• [TASKS AND EXERCISES]:
1 – Copy, word for word, the section of the passage on the Assembled Plant Doctrine that begins with the words "However, this interpretation" and ends with "Assembled Plant Doctrine.".
2 – Write the next part of the passage on the Assembled Plant Doctrine, picking up after its final sentence.

---------- DOCUMENT PASSAGE ----------

However, this interpretation is impossible to accept because the classical Assembled Plant Doctrine includes and embraces 100 per cent of all the machinery *671 or equipment vital to the operation of the economic unit. Nothing not necessary to the operation of the plant can be considered as part of the plant. If the plant manager garaged his Rolls-Royce at the plant, or his yacht where price-fixing conferences in the industry are held, they would never have been deemed to be included in the Assembled Plant Doctrine.

Therefore, in every case it is necessary to remove 100 per cent of the items in order for the plant to operate as a comparable economic unit as before. Disregarding items de minimis, this paragraph must be interpreted as meaning that the removable items are capable of functioning in their usual and appropriate manner as part of an operating comparable economic unit; and that, in conjunction with the equivalent of what has been left behind, which must be readily available on the market and procurable from the proceeds of the condemnation, the plant at the new location is capable of functioning as a comparable operating unit.

Similarly the second quoted paragraph must receive a like interpretation. Here a situation is described where what must be left behind is so indispensable to the continued operation of the unit that it has the same effect as the situation referred to in note 4, supra, where a unique building is indispensable to the continued operation of the business, and can not reasonably be replaced.

---------- SUPPLIED MATERIAL ----------

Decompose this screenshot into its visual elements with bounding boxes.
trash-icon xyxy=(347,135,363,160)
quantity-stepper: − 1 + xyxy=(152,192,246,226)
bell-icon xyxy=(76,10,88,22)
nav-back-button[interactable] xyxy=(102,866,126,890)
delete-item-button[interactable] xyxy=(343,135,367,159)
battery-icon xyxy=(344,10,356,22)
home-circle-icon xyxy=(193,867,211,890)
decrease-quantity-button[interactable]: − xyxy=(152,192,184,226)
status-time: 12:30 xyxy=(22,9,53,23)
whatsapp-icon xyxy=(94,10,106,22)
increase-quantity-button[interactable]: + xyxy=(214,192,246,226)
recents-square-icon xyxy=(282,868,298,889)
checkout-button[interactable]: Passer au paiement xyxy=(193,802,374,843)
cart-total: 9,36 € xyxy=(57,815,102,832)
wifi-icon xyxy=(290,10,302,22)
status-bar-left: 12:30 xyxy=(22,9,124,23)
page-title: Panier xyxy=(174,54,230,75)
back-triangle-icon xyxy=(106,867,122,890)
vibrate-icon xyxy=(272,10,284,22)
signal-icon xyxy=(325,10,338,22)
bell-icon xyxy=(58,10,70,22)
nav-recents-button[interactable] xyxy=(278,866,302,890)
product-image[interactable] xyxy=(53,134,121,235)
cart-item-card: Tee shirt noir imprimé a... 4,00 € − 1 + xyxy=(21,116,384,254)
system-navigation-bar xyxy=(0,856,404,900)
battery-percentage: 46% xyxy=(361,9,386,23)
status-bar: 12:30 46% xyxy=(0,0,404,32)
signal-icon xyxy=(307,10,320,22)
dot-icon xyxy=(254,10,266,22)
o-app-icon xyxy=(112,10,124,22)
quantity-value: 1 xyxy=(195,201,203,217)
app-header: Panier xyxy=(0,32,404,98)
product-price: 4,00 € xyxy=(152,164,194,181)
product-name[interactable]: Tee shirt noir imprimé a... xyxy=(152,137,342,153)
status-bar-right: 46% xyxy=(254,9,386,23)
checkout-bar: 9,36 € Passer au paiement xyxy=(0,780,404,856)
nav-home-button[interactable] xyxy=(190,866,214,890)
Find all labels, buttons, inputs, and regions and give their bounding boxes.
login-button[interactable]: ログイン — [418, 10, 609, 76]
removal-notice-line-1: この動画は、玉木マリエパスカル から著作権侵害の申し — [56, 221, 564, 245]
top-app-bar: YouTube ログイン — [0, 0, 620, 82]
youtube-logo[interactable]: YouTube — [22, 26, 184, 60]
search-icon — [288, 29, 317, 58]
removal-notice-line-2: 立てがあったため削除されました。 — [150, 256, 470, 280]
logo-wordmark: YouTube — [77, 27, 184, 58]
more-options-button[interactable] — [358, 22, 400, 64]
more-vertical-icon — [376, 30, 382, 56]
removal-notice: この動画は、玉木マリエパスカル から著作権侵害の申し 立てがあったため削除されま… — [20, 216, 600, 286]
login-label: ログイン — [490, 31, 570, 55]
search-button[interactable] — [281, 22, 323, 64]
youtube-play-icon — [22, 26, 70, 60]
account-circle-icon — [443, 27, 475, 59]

----------

• [OUTPUTS BY TASK]:
1 –
However, this interpretation is impossible to accept because the classical Assembled Plant Doctrine includes and embraces 100 per cent of all the machinery *671 or equipment vital to the operation of the economic unit. Nothing not necessary to the operation of the plant can be considered as part of the plant. If the plant manager garaged his Rolls-Royce at the plant, or his yacht where price-fixing conferences in the industry are held, they would never have been deemed to be included in the Assembled Plant Doctrine.

2 –
Likewise the last paragraph relating to items specially designed which are of greater utility than at the original location but will function adequately elsewhere, must be taken to mean that they can at the new location perform their normal and appropriate function, not that standing alone and per se they constitute a comparable economic unit.

Applying this common sense interpretation to the case at bar, we find that the owners should not be compensated for the mobile and readily removable articles described in items 30, 44 and 49-61 both inclusive, of Exhibit A received at the hearing.

These items are usable in a new location for their normal and appropriate purpose as part of an assembled economic unit or sand and gravel plant.

To regard these as compensable under the Assembled Plant Doctrine would amount, in Judge Eagen's language, to an owner's "walking away from his machinery."

The testimony indicated that some of the heavy Euclid trucks (referred to colloquially as "Ukes") might present problems by reason of exceeding permitted weights on the highway, and requiring special permits. However, the testimony also shows that such permits are often granted, and would appropriately be granted in the case of a "one-shot" removal movement. Moreover, how did they get to the plant in the first place, unless special permits were available? We anticipate no insuperable obstacles to removal of these items.

On the other hand, the items that have been solidly fastened to firm foundations embedded in the soil, which the testimony indicates can not be removed without damage, or which it is not economically feasible or worth while to remove, should be treated as compensable under the Assembled Economic Unit doctrine expounded in the Singer case, and regarded as part of the real estate condemned by the government.

Inasmuch as this opinion merely constitutes an advance ruling on the nature of evidence admissible vel non to show the value of the property condemned, we shall make no order; but trust that the exposition of the Court's views set forth herein will be useful to the parties in their preparation for trial as well as possibly helpful in expediting negotiations for settlement.

NOTES

[1] The Fifth Amendment provides "nor shall private property be taken for public use without just compensation."

[2] Just as the issue as to what compensation is "just" is ultimately a federal question.

[3] If there is an "entirely strange" idiosyncrasy in the particular State law, the federal court would be free to disregard such an anomalous feature. 351 U.S. at 581, 76 S. Ct. 974, 100 L. Ed. 1415.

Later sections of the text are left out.